**What you have to do:**
Reproduce the stretch of rows from the start through the line containing "button[interactable]: r xyxy=(135,491,180,539)", replacing "staticText" with "label" throughout and leaving everything else unchanged.

**Records to process:**

[BEGIN]

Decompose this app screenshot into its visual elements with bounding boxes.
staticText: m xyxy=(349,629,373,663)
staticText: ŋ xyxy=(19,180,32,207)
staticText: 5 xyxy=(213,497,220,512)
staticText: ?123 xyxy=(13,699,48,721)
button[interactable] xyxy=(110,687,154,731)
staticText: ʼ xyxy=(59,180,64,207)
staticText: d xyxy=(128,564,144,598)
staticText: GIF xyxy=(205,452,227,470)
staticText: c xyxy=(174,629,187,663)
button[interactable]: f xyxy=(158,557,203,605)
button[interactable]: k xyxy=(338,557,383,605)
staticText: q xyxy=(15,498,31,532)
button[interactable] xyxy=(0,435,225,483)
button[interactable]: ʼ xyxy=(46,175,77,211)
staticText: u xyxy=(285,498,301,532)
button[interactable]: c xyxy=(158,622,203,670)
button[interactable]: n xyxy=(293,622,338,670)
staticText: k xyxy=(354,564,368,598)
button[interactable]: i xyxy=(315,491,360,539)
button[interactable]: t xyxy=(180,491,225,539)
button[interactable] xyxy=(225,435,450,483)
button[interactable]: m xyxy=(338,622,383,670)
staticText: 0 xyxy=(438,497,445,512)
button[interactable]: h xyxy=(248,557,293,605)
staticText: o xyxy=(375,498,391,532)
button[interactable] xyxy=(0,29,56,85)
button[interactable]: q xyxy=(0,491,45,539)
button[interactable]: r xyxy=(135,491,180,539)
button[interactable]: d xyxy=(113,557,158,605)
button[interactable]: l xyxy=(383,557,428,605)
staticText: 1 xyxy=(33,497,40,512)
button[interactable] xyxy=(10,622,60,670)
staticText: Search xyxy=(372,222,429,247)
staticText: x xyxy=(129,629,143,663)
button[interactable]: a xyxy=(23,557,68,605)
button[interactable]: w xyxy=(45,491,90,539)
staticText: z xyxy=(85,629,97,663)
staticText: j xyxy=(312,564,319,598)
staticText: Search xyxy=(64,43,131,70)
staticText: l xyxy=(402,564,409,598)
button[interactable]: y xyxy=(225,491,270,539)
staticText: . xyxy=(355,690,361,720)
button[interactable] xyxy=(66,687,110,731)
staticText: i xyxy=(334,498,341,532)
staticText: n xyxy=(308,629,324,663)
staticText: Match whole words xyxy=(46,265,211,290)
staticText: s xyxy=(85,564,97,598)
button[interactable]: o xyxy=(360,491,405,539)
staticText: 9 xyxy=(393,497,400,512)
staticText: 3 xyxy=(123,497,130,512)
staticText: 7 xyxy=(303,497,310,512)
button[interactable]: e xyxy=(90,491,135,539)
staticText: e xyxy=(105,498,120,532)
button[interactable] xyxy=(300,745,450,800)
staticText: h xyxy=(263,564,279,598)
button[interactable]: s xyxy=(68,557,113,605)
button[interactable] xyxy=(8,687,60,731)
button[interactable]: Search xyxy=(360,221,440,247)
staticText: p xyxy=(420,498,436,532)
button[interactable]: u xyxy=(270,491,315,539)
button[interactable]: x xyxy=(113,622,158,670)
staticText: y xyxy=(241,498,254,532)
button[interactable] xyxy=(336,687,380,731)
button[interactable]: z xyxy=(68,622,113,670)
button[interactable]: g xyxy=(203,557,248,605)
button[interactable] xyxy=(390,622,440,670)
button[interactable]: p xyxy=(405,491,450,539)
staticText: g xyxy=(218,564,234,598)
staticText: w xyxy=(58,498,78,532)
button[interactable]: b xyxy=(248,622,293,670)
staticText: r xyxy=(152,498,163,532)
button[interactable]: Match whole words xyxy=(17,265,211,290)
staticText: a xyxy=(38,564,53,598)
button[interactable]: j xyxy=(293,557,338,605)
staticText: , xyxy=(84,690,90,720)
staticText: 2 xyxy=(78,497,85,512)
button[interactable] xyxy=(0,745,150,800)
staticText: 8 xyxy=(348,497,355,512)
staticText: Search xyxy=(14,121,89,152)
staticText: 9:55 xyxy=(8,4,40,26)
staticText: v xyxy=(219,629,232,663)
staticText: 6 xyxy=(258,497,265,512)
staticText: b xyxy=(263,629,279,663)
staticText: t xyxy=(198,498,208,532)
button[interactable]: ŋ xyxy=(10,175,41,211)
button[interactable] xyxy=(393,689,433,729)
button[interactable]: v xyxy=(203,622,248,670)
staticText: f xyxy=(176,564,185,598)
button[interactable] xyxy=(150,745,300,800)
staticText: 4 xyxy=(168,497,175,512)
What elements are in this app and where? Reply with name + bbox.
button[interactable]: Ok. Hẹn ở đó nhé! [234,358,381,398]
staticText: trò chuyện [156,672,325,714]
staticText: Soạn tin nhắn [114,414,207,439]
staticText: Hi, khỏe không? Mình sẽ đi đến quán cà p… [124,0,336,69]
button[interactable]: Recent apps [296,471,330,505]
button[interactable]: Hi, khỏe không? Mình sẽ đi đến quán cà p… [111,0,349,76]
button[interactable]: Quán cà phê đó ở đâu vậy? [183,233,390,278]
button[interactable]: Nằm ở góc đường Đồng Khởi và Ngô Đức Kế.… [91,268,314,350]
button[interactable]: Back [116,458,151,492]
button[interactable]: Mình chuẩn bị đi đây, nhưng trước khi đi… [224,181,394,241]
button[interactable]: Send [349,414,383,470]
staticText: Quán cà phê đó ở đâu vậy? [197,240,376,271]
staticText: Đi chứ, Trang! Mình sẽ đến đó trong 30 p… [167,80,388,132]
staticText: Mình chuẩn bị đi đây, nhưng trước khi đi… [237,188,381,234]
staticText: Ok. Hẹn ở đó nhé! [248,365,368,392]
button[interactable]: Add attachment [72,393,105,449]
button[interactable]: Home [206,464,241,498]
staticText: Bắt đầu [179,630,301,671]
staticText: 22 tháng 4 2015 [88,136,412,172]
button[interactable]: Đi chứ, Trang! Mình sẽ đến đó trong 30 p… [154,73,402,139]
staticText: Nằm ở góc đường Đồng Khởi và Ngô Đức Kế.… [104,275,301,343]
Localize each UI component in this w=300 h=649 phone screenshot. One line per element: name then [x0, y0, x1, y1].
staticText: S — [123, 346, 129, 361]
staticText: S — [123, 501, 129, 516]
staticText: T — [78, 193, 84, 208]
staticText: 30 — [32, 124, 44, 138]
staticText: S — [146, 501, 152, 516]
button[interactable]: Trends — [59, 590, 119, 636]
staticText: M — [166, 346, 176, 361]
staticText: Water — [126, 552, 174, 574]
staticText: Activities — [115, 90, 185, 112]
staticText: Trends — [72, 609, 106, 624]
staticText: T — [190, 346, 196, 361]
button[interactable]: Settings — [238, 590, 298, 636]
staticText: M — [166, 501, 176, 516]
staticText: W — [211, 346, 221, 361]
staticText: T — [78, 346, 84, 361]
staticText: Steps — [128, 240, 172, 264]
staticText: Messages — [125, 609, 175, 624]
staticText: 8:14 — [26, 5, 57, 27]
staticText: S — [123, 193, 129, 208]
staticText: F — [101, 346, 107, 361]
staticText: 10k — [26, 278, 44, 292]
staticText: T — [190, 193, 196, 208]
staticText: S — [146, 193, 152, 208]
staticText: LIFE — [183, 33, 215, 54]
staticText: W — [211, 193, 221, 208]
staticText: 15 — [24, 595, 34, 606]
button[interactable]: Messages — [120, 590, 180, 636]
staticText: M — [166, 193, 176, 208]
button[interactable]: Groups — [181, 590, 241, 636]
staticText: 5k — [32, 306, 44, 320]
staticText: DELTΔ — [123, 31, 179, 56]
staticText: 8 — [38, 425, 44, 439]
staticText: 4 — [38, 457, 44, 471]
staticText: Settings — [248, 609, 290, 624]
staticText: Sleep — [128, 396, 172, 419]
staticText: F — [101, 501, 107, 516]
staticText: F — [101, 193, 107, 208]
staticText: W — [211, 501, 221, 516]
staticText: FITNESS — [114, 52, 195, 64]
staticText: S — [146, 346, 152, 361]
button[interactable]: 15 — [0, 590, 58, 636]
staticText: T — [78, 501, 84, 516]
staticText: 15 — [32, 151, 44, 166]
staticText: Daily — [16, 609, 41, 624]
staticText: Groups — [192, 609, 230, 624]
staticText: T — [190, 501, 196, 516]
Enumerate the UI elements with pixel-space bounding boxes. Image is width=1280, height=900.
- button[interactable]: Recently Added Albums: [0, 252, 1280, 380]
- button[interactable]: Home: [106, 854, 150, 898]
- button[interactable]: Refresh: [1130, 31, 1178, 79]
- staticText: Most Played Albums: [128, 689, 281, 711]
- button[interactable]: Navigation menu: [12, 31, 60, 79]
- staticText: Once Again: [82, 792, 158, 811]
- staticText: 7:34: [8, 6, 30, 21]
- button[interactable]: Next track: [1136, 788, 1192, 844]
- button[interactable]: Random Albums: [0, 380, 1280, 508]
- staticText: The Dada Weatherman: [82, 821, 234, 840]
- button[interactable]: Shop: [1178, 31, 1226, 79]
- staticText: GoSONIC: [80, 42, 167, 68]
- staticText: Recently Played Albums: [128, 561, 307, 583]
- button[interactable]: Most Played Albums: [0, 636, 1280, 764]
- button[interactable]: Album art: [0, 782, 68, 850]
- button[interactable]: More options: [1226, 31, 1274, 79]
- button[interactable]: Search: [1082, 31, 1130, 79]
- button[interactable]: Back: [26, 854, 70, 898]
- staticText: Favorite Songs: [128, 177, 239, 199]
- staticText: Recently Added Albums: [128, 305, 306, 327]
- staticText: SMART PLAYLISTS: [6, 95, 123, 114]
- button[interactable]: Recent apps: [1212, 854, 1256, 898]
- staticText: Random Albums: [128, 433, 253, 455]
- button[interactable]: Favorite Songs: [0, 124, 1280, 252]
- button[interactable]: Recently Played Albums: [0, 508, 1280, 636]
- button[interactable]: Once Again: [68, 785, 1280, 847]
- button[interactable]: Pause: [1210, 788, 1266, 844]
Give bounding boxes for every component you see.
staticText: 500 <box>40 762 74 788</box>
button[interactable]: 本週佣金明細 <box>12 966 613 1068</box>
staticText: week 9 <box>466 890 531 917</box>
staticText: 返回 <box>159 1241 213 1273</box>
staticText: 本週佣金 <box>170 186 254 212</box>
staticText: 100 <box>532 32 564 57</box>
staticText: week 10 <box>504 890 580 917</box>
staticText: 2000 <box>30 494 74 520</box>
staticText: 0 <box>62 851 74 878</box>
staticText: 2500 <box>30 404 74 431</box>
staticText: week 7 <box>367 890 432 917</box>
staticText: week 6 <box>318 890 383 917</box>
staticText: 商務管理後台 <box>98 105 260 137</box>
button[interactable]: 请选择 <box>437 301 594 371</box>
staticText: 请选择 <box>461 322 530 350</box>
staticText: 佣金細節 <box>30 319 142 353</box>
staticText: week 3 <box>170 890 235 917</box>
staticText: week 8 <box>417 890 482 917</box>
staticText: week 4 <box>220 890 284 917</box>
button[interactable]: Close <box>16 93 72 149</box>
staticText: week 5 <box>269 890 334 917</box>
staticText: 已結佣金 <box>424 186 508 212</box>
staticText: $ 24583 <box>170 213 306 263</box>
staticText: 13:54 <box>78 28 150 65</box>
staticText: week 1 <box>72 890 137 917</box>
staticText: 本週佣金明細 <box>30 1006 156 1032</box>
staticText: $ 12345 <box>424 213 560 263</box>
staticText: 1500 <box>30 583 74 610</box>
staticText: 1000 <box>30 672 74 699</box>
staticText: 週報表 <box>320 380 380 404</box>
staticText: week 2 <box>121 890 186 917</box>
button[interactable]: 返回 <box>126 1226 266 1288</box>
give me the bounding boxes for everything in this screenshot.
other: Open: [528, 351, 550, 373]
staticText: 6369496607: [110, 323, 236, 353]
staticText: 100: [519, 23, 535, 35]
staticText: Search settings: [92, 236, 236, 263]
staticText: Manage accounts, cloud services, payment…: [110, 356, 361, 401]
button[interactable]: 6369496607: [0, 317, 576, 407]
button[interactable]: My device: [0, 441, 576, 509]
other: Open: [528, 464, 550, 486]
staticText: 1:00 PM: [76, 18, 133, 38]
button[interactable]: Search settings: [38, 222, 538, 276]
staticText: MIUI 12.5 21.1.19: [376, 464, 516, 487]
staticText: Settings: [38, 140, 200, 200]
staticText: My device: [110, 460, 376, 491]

[END]

**Correct output:**
Decompose this app screenshot into its visual elements with bounding boxes.
label: m xyxy=(349,629,373,663)
label: ŋ xyxy=(19,180,32,207)
label: 5 xyxy=(213,497,220,512)
label: ?123 xyxy=(13,699,48,721)
button[interactable] xyxy=(110,687,154,731)
label: ʼ xyxy=(59,180,64,207)
label: d xyxy=(128,564,144,598)
label: GIF xyxy=(205,452,227,470)
label: c xyxy=(174,629,187,663)
button[interactable]: f xyxy=(158,557,203,605)
button[interactable]: k xyxy=(338,557,383,605)
label: q xyxy=(15,498,31,532)
button[interactable] xyxy=(0,435,225,483)
button[interactable]: ʼ xyxy=(46,175,77,211)
label: u xyxy=(285,498,301,532)
button[interactable]: c xyxy=(158,622,203,670)
button[interactable]: n xyxy=(293,622,338,670)
label: k xyxy=(354,564,368,598)
button[interactable]: i xyxy=(315,491,360,539)
button[interactable]: t xyxy=(180,491,225,539)
button[interactable] xyxy=(225,435,450,483)
button[interactable]: m xyxy=(338,622,383,670)
label: 0 xyxy=(438,497,445,512)
button[interactable]: h xyxy=(248,557,293,605)
label: o xyxy=(375,498,391,532)
button[interactable] xyxy=(0,29,56,85)
button[interactable]: q xyxy=(0,491,45,539)
button[interactable]: r xyxy=(135,491,180,539)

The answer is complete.